### EXERCISE DIRECTIONS
Gather all lines in the entries below that include the word "title".

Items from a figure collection
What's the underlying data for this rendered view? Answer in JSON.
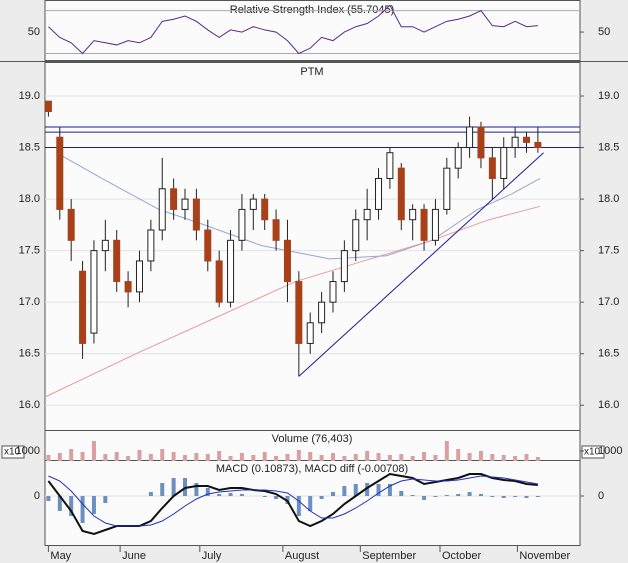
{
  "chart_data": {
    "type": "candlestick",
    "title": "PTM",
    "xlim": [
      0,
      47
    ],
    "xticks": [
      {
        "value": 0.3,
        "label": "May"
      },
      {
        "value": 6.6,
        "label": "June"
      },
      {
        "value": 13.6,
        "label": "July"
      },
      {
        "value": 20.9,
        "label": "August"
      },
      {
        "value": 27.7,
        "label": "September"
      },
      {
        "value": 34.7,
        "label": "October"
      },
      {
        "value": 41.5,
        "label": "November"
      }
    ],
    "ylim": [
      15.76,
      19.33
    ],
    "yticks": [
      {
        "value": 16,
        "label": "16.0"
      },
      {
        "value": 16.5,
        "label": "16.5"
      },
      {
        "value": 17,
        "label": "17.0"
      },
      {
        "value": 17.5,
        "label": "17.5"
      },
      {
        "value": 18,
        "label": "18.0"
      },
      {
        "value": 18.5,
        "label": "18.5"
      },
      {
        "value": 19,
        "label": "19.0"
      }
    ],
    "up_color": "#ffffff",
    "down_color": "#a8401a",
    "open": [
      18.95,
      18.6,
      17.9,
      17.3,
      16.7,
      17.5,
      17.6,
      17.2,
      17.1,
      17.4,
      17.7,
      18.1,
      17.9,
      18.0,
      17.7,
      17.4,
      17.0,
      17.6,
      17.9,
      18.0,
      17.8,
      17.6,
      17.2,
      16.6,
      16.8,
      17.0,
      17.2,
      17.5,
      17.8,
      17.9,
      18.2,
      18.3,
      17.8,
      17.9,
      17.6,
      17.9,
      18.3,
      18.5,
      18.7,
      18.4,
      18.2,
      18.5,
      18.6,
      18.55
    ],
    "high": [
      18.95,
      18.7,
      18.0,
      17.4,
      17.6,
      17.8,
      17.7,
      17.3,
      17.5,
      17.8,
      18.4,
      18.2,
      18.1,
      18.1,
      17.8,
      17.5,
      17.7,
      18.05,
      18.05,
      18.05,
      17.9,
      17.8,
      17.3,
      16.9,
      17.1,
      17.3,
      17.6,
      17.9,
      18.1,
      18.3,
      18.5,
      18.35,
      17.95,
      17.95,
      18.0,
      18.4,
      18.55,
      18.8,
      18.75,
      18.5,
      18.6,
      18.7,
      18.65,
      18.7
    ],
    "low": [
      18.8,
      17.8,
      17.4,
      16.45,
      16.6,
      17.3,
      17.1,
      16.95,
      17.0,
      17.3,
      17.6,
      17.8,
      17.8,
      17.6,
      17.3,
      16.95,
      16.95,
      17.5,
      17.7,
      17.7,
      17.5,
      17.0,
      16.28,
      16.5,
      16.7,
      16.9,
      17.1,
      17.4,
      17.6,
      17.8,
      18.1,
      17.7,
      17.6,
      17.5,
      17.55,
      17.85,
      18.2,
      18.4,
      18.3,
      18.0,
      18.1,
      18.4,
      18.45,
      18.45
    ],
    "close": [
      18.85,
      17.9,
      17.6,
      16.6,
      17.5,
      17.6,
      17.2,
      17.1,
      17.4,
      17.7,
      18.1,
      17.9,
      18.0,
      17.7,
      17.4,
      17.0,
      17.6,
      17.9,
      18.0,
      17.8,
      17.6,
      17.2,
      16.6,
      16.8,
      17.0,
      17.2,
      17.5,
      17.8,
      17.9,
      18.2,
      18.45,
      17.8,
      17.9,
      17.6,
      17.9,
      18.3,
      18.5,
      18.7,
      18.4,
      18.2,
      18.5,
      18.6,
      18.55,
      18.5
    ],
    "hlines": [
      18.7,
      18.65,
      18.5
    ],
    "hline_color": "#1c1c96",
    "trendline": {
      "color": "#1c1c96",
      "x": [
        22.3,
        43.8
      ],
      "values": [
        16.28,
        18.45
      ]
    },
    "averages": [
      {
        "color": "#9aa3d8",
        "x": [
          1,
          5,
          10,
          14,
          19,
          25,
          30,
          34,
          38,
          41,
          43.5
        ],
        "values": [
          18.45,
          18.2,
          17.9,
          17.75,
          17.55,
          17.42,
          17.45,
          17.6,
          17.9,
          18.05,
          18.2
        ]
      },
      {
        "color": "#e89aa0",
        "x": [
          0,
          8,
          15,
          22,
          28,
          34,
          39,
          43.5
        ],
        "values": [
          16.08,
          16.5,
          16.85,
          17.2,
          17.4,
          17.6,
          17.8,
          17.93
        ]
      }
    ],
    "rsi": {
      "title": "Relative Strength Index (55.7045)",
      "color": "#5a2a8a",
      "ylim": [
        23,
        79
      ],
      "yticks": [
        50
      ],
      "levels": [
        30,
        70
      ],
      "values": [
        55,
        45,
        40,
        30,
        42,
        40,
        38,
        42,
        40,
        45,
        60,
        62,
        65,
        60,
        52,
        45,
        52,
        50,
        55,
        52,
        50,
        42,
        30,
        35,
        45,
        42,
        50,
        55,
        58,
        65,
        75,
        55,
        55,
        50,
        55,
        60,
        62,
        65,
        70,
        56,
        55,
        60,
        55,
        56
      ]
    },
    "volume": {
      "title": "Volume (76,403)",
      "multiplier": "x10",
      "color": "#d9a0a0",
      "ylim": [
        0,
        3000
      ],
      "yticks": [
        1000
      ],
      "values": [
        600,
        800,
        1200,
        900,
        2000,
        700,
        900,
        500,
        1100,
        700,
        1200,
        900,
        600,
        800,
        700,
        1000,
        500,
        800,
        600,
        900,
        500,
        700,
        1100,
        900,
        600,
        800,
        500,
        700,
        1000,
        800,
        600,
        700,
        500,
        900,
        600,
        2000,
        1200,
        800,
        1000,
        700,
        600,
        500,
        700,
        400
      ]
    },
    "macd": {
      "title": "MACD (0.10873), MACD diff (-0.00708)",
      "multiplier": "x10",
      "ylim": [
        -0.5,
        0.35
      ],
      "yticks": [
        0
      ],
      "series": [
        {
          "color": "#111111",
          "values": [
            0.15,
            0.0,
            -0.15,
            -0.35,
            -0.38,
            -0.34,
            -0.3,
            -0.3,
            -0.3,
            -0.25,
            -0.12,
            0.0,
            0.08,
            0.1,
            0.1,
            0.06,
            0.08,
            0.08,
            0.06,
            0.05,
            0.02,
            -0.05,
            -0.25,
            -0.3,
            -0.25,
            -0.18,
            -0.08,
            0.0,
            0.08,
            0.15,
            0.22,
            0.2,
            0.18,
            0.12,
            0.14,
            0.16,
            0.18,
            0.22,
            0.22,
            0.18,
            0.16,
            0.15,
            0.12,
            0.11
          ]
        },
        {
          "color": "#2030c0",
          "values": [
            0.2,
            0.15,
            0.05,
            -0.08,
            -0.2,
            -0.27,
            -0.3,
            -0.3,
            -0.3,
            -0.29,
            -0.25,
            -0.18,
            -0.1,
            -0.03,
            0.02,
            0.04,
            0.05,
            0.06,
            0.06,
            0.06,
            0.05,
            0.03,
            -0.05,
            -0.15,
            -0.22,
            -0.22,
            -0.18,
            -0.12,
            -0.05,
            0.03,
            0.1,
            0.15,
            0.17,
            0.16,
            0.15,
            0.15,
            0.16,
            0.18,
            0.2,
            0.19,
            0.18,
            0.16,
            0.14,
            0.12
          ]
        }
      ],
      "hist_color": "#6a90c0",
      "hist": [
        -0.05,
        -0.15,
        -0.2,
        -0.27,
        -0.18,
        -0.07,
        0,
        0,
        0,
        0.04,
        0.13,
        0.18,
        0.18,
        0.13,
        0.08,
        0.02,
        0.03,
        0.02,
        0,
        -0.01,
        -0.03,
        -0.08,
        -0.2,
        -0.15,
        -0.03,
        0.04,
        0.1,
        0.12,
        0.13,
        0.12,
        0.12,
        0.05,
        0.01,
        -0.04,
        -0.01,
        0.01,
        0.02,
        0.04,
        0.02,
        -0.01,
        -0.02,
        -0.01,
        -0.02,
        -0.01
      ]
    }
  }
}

### WRITTEN RESPONSE
    "title": "PTM",
      "title": "Relative Strength Index (55.7045)",
      "title": "Volume (76,403)",
      "title": "MACD (0.10873), MACD diff (-0.00708)",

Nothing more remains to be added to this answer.